*YOUR OBJECTIVE*.
All of the material below is to be repeated exactly.

*DATA TO PROCESS*.
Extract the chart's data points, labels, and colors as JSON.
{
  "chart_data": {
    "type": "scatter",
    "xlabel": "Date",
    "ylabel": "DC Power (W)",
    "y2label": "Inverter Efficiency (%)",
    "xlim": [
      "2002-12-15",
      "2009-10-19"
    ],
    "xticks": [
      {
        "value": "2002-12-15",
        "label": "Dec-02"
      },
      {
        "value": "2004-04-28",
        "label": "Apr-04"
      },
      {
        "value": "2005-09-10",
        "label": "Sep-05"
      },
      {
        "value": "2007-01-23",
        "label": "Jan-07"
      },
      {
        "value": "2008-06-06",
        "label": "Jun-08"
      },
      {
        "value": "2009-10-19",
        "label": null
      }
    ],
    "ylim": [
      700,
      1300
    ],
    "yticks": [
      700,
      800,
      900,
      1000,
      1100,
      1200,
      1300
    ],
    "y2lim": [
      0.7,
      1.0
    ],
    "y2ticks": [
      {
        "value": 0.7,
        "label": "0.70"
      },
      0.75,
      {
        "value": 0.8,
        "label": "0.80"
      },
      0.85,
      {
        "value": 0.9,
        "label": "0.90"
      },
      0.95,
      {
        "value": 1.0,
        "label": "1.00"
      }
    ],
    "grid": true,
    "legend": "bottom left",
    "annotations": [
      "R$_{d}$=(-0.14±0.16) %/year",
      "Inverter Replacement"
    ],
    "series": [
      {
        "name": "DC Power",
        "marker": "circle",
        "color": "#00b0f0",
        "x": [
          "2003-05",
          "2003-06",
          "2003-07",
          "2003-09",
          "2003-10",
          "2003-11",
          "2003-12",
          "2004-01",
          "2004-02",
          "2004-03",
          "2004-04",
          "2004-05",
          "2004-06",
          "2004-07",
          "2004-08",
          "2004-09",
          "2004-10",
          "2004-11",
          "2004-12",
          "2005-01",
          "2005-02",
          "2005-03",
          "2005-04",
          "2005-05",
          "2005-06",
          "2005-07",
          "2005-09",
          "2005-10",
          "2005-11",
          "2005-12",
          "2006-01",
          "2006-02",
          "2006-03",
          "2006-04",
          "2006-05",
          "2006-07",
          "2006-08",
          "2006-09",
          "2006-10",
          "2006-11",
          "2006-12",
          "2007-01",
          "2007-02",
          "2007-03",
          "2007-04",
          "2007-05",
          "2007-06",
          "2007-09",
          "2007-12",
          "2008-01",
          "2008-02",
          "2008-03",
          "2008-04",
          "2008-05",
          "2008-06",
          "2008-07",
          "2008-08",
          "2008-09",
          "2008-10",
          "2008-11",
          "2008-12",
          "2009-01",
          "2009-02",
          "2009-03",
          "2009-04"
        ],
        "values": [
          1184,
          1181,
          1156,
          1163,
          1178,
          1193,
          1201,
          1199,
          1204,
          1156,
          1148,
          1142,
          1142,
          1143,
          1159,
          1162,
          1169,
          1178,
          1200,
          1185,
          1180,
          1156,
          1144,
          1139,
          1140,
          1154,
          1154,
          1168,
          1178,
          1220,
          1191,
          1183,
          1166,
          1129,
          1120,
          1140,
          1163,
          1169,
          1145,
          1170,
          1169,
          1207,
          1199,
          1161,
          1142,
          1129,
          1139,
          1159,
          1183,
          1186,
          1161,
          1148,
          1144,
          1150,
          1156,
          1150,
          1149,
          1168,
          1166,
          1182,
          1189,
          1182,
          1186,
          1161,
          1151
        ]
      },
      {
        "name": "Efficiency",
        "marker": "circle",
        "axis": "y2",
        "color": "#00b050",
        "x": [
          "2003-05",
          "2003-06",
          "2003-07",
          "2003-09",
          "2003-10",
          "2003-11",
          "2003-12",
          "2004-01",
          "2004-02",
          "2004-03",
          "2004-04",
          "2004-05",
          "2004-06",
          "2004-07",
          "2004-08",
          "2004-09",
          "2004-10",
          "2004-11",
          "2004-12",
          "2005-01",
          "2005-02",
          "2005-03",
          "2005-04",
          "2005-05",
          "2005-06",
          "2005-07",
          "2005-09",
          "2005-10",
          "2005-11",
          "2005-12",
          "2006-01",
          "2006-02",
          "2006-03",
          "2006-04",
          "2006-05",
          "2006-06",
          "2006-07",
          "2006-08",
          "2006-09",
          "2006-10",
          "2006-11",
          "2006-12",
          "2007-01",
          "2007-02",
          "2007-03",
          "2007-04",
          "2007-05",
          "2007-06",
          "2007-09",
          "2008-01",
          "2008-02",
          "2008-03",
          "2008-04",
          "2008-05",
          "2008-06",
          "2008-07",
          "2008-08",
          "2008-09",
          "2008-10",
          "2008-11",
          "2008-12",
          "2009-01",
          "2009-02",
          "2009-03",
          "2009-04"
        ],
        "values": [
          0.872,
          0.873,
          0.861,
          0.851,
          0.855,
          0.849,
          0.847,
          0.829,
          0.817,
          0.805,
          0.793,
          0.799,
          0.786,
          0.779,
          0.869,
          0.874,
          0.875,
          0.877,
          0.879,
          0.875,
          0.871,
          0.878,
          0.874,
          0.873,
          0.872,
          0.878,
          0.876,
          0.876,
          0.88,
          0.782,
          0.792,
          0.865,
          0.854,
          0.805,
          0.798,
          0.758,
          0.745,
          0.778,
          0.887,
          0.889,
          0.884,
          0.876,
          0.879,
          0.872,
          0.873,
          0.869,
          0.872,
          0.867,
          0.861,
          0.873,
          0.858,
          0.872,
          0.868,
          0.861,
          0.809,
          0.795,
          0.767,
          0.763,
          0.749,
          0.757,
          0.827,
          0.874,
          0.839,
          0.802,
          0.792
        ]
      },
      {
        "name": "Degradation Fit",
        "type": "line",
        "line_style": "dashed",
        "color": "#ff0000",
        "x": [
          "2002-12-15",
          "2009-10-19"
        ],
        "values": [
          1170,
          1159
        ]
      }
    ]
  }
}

*FINISHED TASK*.
Extract the chart's data points, labels, and colors as JSON.
{
  "chart_data": {
    "type": "scatter",
    "xlabel": "Date",
    "ylabel": "DC Power (W)",
    "y2label": "Inverter Efficiency (%)",
    "xlim": [
      "2002-12-15",
      "2009-10-19"
    ],
    "xticks": [
      {
        "value": "2002-12-15",
        "label": "Dec-02"
      },
      {
        "value": "2004-04-28",
        "label": "Apr-04"
      },
      {
        "value": "2005-09-10",
        "label": "Sep-05"
      },
      {
        "value": "2007-01-23",
        "label": "Jan-07"
      },
      {
        "value": "2008-06-06",
        "label": "Jun-08"
      },
      {
        "value": "2009-10-19",
        "label": null
      }
    ],
    "ylim": [
      700,
      1300
    ],
    "yticks": [
      700,
      800,
      900,
      1000,
      1100,
      1200,
      1300
    ],
    "y2lim": [
      0.7,
      1.0
    ],
    "y2ticks": [
      {
        "value": 0.7,
        "label": "0.70"
      },
      0.75,
      {
        "value": 0.8,
        "label": "0.80"
      },
      0.85,
      {
        "value": 0.9,
        "label": "0.90"
      },
      0.95,
      {
        "value": 1.0,
        "label": "1.00"
      }
    ],
    "grid": true,
    "legend": "bottom left",
    "annotations": [
      "R$_{d}$=(-0.14±0.16) %/year",
      "Inverter Replacement"
    ],
    "series": [
      {
        "name": "DC Power",
        "marker": "circle",
        "color": "#00b0f0",
        "x": [
          "2003-05",
          "2003-06",
          "2003-07",
          "2003-09",
          "2003-10",
          "2003-11",
          "2003-12",
          "2004-01",
          "2004-02",
          "2004-03",
          "2004-04",
          "2004-05",
          "2004-06",
          "2004-07",
          "2004-08",
          "2004-09",
          "2004-10",
          "2004-11",
          "2004-12",
          "2005-01",
          "2005-02",
          "2005-03",
          "2005-04",
          "2005-05",
          "2005-06",
          "2005-07",
          "2005-09",
          "2005-10",
          "2005-11",
          "2005-12",
          "2006-01",
          "2006-02",
          "2006-03",
          "2006-04",
          "2006-05",
          "2006-07",
          "2006-08",
          "2006-09",
          "2006-10",
          "2006-11",
          "2006-12",
          "2007-01",
          "2007-02",
          "2007-03",
          "2007-04",
          "2007-05",
          "2007-06",
          "2007-09",
          "2007-12",
          "2008-01",
          "2008-02",
          "2008-03",
          "2008-04",
          "2008-05",
          "2008-06",
          "2008-07",
          "2008-08",
          "2008-09",
          "2008-10",
          "2008-11",
          "2008-12",
          "2009-01",
          "2009-02",
          "2009-03",
          "2009-04"
        ],
        "values": [
          1184,
          1181,
          1156,
          1163,
          1178,
          1193,
          1201,
          1199,
          1204,
          1156,
          1148,
          1142,
          1142,
          1143,
          1159,
          1162,
          1169,
          1178,
          1200,
          1185,
          1180,
          1156,
          1144,
          1139,
          1140,
          1154,
          1154,
          1168,
          1178,
          1220,
          1191,
          1183,
          1166,
          1129,
          1120,
          1140,
          1163,
          1169,
          1145,
          1170,
          1169,
          1207,
          1199,
          1161,
          1142,
          1129,
          1139,
          1159,
          1183,
          1186,
          1161,
          1148,
          1144,
          1150,
          1156,
          1150,
          1149,
          1168,
          1166,
          1182,
          1189,
          1182,
          1186,
          1161,
          1151
        ]
      },
      {
        "name": "Efficiency",
        "marker": "circle",
        "axis": "y2",
        "color": "#00b050",
        "x": [
          "2003-05",
          "2003-06",
          "2003-07",
          "2003-09",
          "2003-10",
          "2003-11",
          "2003-12",
          "2004-01",
          "2004-02",
          "2004-03",
          "2004-04",
          "2004-05",
          "2004-06",
          "2004-07",
          "2004-08",
          "2004-09",
          "2004-10",
          "2004-11",
          "2004-12",
          "2005-01",
          "2005-02",
          "2005-03",
          "2005-04",
          "2005-05",
          "2005-06",
          "2005-07",
          "2005-09",
          "2005-10",
          "2005-11",
          "2005-12",
          "2006-01",
          "2006-02",
          "2006-03",
          "2006-04",
          "2006-05",
          "2006-06",
          "2006-07",
          "2006-08",
          "2006-09",
          "2006-10",
          "2006-11",
          "2006-12",
          "2007-01",
          "2007-02",
          "2007-03",
          "2007-04",
          "2007-05",
          "2007-06",
          "2007-09",
          "2008-01",
          "2008-02",
          "2008-03",
          "2008-04",
          "2008-05",
          "2008-06",
          "2008-07",
          "2008-08",
          "2008-09",
          "2008-10",
          "2008-11",
          "2008-12",
          "2009-01",
          "2009-02",
          "2009-03",
          "2009-04"
        ],
        "values": [
          0.872,
          0.873,
          0.861,
          0.851,
          0.855,
          0.849,
          0.847,
          0.829,
          0.817,
          0.805,
          0.793,
          0.799,
          0.786,
          0.779,
          0.869,
          0.874,
          0.875,
          0.877,
          0.879,
          0.875,
          0.871,
          0.878,
          0.874,
          0.873,
          0.872,
          0.878,
          0.876,
          0.876,
          0.88,
          0.782,
          0.792,
          0.865,
          0.854,
          0.805,
          0.798,
          0.758,
          0.745,
          0.778,
          0.887,
          0.889,
          0.884,
          0.876,
          0.879,
          0.872,
          0.873,
          0.869,
          0.872,
          0.867,
          0.861,
          0.873,
          0.858,
          0.872,
          0.868,
          0.861,
          0.809,
          0.795,
          0.767,
          0.763,
          0.749,
          0.757,
          0.827,
          0.874,
          0.839,
          0.802,
          0.792
        ]
      },
      {
        "name": "Degradation Fit",
        "type": "line",
        "line_style": "dashed",
        "color": "#ff0000",
        "x": [
          "2002-12-15",
          "2009-10-19"
        ],
        "values": [
          1170,
          1159
        ]
      }
    ]
  }
}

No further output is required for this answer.